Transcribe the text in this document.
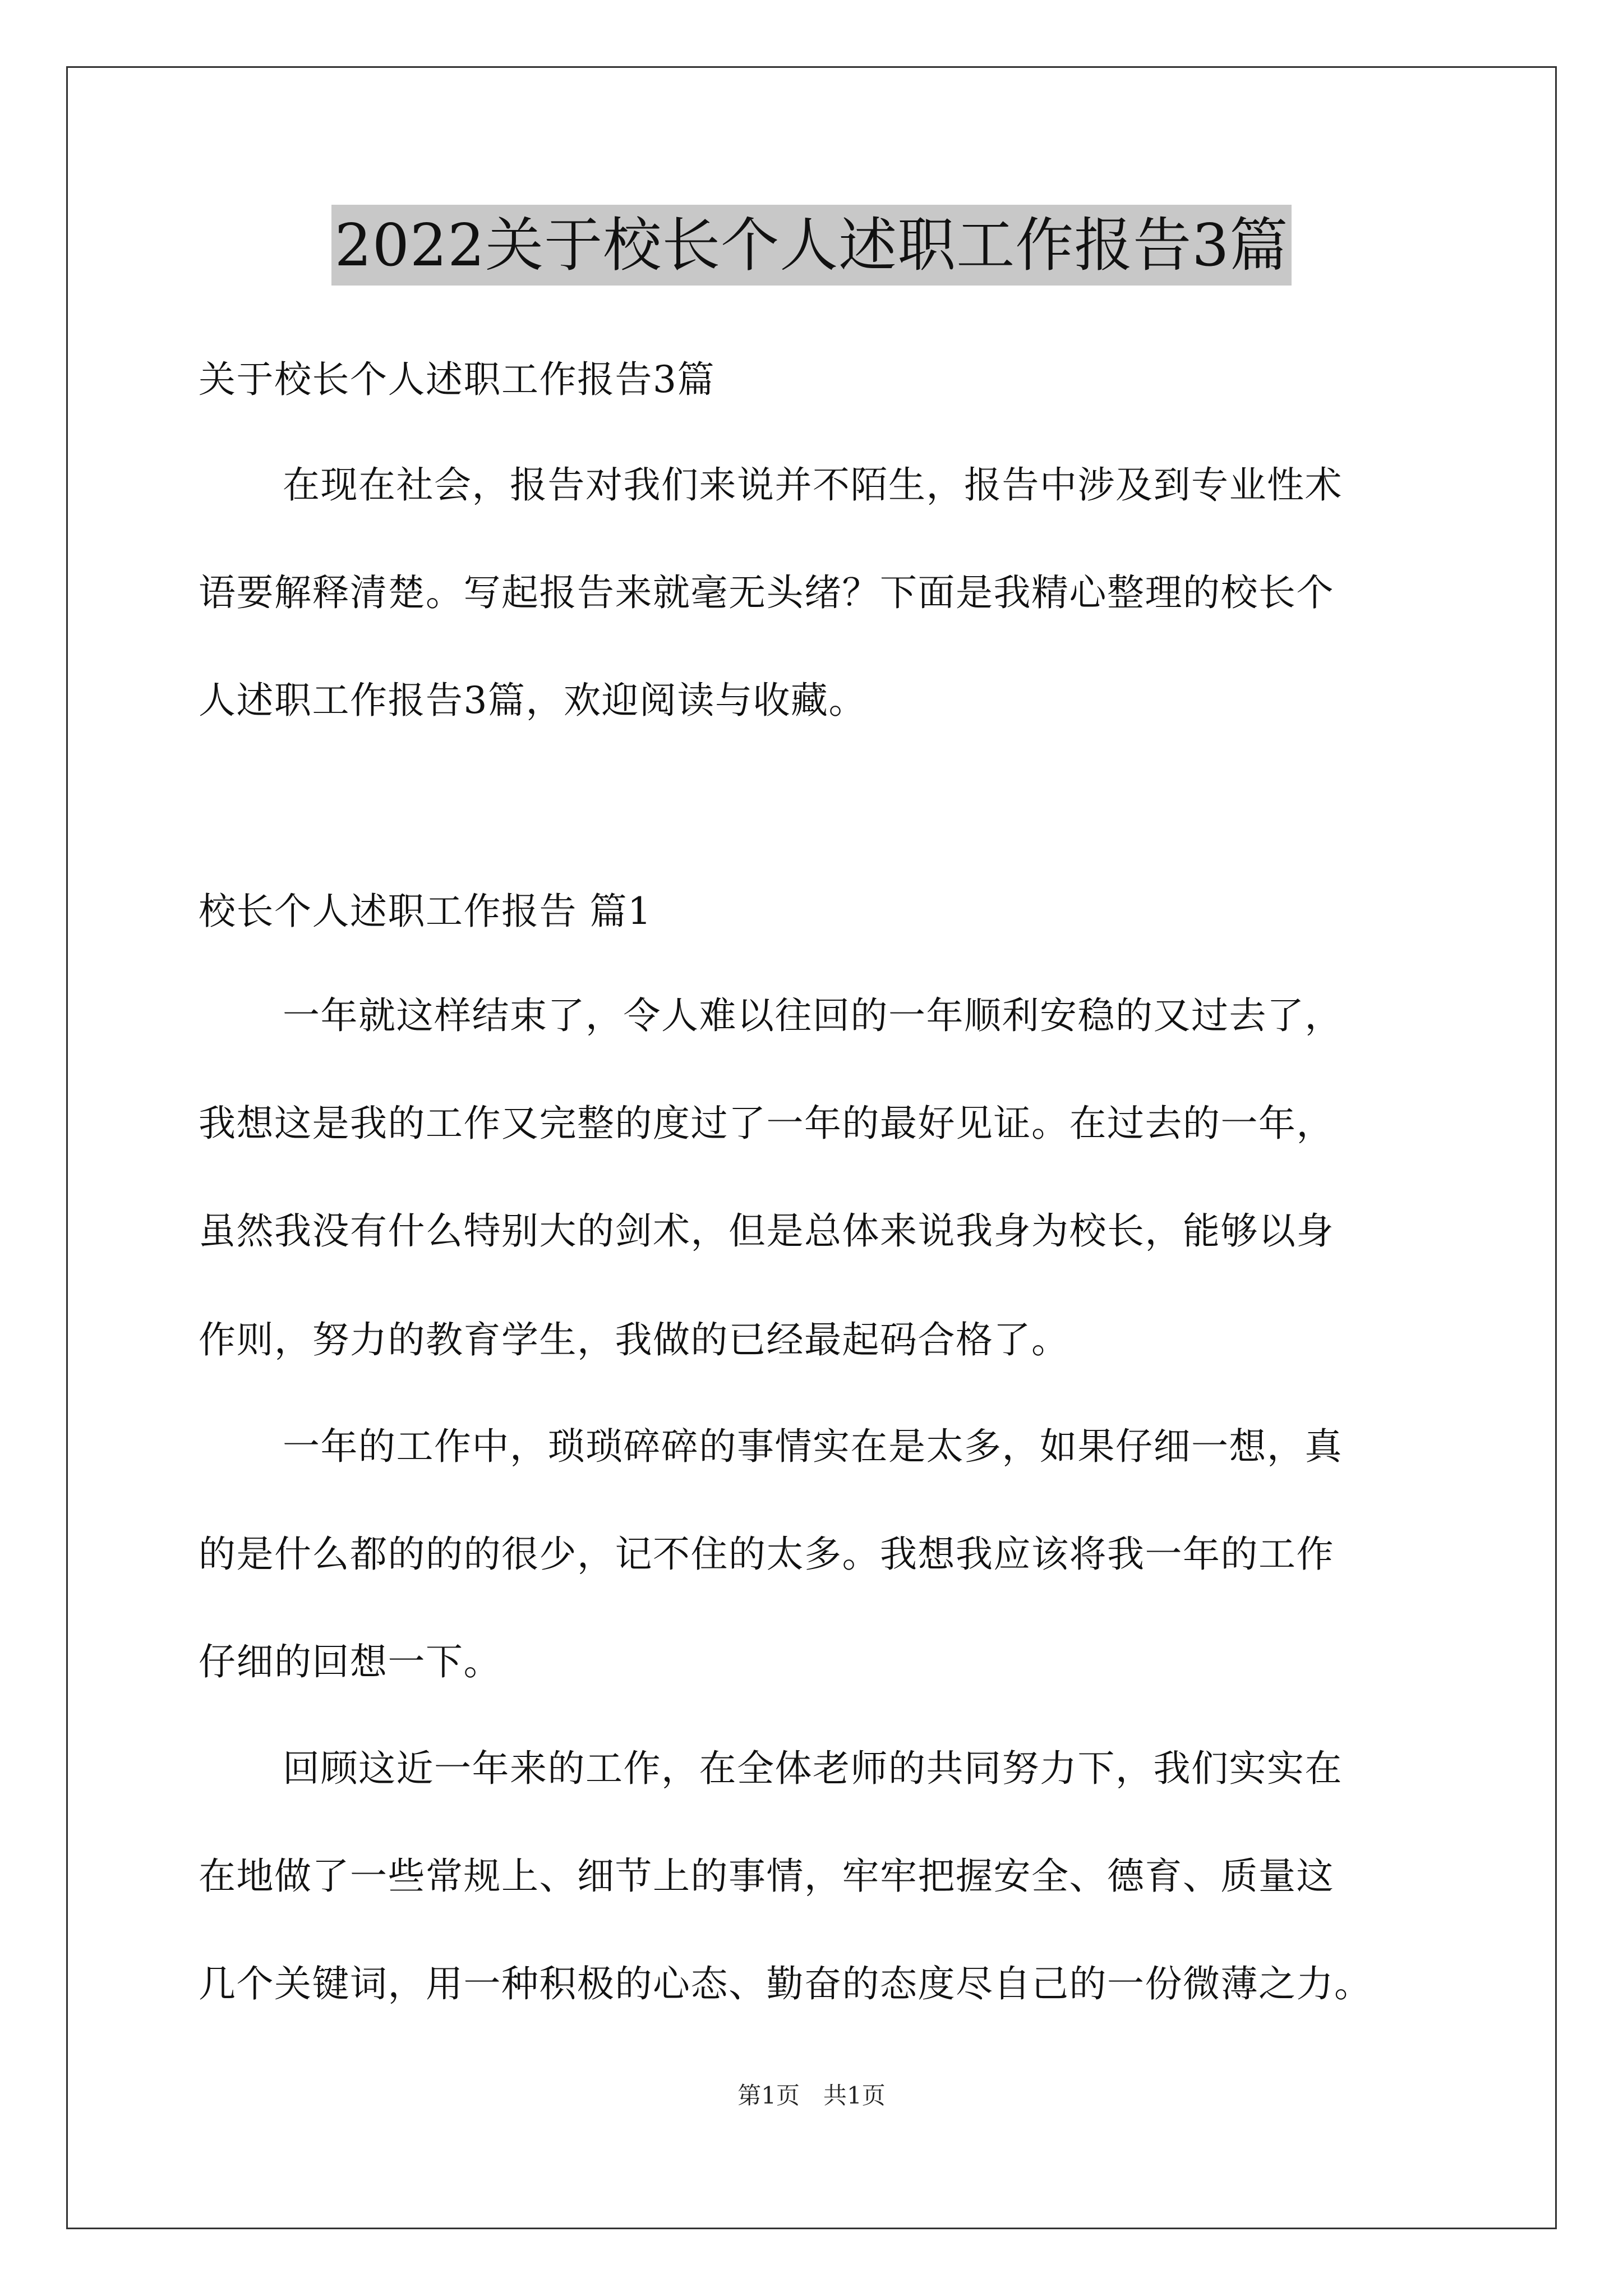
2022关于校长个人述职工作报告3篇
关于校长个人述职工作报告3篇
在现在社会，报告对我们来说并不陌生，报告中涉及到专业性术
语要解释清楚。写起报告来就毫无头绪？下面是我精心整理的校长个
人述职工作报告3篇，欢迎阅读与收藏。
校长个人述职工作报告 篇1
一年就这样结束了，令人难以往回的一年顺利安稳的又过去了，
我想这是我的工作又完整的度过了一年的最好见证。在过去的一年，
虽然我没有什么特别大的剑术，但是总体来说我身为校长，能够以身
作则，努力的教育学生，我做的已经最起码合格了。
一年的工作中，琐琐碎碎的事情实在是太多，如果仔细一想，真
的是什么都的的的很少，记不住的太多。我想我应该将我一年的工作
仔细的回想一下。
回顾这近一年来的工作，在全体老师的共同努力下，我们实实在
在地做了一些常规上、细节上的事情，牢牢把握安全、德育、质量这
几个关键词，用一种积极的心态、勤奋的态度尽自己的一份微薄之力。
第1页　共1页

·····

## [Exercise objective]
Make an exact copy of every entry above, minus the images.

## [Finished answer]
Transcribe the text in this document.
2022关于校长个人述职工作报告3篇
关于校长个人述职工作报告3篇
在现在社会，报告对我们来说并不陌生，报告中涉及到专业性术
语要解释清楚。写起报告来就毫无头绪？下面是我精心整理的校长个
人述职工作报告3篇，欢迎阅读与收藏。
校长个人述职工作报告 篇1
一年就这样结束了，令人难以往回的一年顺利安稳的又过去了，
我想这是我的工作又完整的度过了一年的最好见证。在过去的一年，
虽然我没有什么特别大的剑术，但是总体来说我身为校长，能够以身
作则，努力的教育学生，我做的已经最起码合格了。
一年的工作中，琐琐碎碎的事情实在是太多，如果仔细一想，真
的是什么都的的的很少，记不住的太多。我想我应该将我一年的工作
仔细的回想一下。
回顾这近一年来的工作，在全体老师的共同努力下，我们实实在
在地做了一些常规上、细节上的事情，牢牢把握安全、德育、质量这
几个关键词，用一种积极的心态、勤奋的态度尽自己的一份微薄之力。
第1页　共1页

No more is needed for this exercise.